§ **Material provided**:
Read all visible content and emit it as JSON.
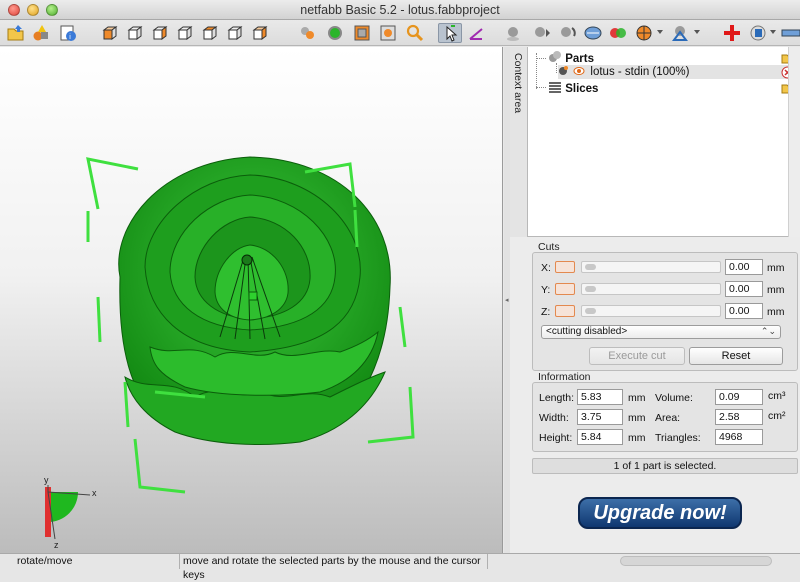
{
  "window": {
    "title": "netfabb Basic 5.2 - lotus.fabbproject"
  },
  "toolbar": {
    "icons": [
      "open-project-icon",
      "add-part-icon",
      "part-info-icon",
      "view-front-icon",
      "view-back-icon",
      "view-left-icon",
      "view-right-icon",
      "view-top-icon",
      "view-bottom-icon",
      "view-perspective-icon",
      "zoom-all-icon",
      "zoom-selection-icon",
      "zoom-window-icon",
      "zoom-icon",
      "select-mode-icon",
      "measure-mode-icon",
      "shading-icon",
      "move-part-icon",
      "rotate-part-icon",
      "repair-icon",
      "boolean-icon",
      "analysis-icon",
      "support-icon",
      "new-repair-icon",
      "export-icon",
      "ruler-icon"
    ]
  },
  "viewport": {
    "model_color": "#2ab52a",
    "selection_color": "#3fe03f",
    "axis_x_label": "x",
    "axis_y_label": "y",
    "axis_z_label": "z"
  },
  "context": {
    "tab_label": "Context area",
    "tree": {
      "parts_label": "Parts",
      "part_name": "lotus - stdin (100%)",
      "slices_label": "Slices"
    }
  },
  "cuts": {
    "title": "Cuts",
    "rows": [
      {
        "axis": "X:",
        "value": "0.00",
        "unit": "mm"
      },
      {
        "axis": "Y:",
        "value": "0.00",
        "unit": "mm"
      },
      {
        "axis": "Z:",
        "value": "0.00",
        "unit": "mm"
      }
    ],
    "mode": "<cutting disabled>",
    "execute_label": "Execute cut",
    "reset_label": "Reset"
  },
  "information": {
    "title": "Information",
    "length_label": "Length:",
    "length_value": "5.83",
    "length_unit": "mm",
    "width_label": "Width:",
    "width_value": "3.75",
    "width_unit": "mm",
    "height_label": "Height:",
    "height_value": "5.84",
    "height_unit": "mm",
    "volume_label": "Volume:",
    "volume_value": "0.09",
    "volume_unit": "cm³",
    "area_label": "Area:",
    "area_value": "2.58",
    "area_unit": "cm²",
    "triangles_label": "Triangles:",
    "triangles_value": "4968"
  },
  "selection_status": "1 of 1 part is selected.",
  "upgrade_label": "Upgrade now!",
  "statusbar": {
    "mode": "rotate/move",
    "hint": "move and rotate the selected parts by the mouse and the cursor keys"
  }
}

§ **Task prompt**: Repeat the entries exactly and keep the pictures out of the copy.

§ **Finished task**:
Read all visible content and emit it as JSON.
{
  "window": {
    "title": "netfabb Basic 5.2 - lotus.fabbproject"
  },
  "toolbar": {
    "icons": [
      "open-project-icon",
      "add-part-icon",
      "part-info-icon",
      "view-front-icon",
      "view-back-icon",
      "view-left-icon",
      "view-right-icon",
      "view-top-icon",
      "view-bottom-icon",
      "view-perspective-icon",
      "zoom-all-icon",
      "zoom-selection-icon",
      "zoom-window-icon",
      "zoom-icon",
      "select-mode-icon",
      "measure-mode-icon",
      "shading-icon",
      "move-part-icon",
      "rotate-part-icon",
      "repair-icon",
      "boolean-icon",
      "analysis-icon",
      "support-icon",
      "new-repair-icon",
      "export-icon",
      "ruler-icon"
    ]
  },
  "viewport": {
    "model_color": "#2ab52a",
    "selection_color": "#3fe03f",
    "axis_x_label": "x",
    "axis_y_label": "y",
    "axis_z_label": "z"
  },
  "context": {
    "tab_label": "Context area",
    "tree": {
      "parts_label": "Parts",
      "part_name": "lotus - stdin (100%)",
      "slices_label": "Slices"
    }
  },
  "cuts": {
    "title": "Cuts",
    "rows": [
      {
        "axis": "X:",
        "value": "0.00",
        "unit": "mm"
      },
      {
        "axis": "Y:",
        "value": "0.00",
        "unit": "mm"
      },
      {
        "axis": "Z:",
        "value": "0.00",
        "unit": "mm"
      }
    ],
    "mode": "<cutting disabled>",
    "execute_label": "Execute cut",
    "reset_label": "Reset"
  },
  "information": {
    "title": "Information",
    "length_label": "Length:",
    "length_value": "5.83",
    "length_unit": "mm",
    "width_label": "Width:",
    "width_value": "3.75",
    "width_unit": "mm",
    "height_label": "Height:",
    "height_value": "5.84",
    "height_unit": "mm",
    "volume_label": "Volume:",
    "volume_value": "0.09",
    "volume_unit": "cm³",
    "area_label": "Area:",
    "area_value": "2.58",
    "area_unit": "cm²",
    "triangles_label": "Triangles:",
    "triangles_value": "4968"
  },
  "selection_status": "1 of 1 part is selected.",
  "upgrade_label": "Upgrade now!",
  "statusbar": {
    "mode": "rotate/move",
    "hint": "move and rotate the selected parts by the mouse and the cursor keys"
  }
}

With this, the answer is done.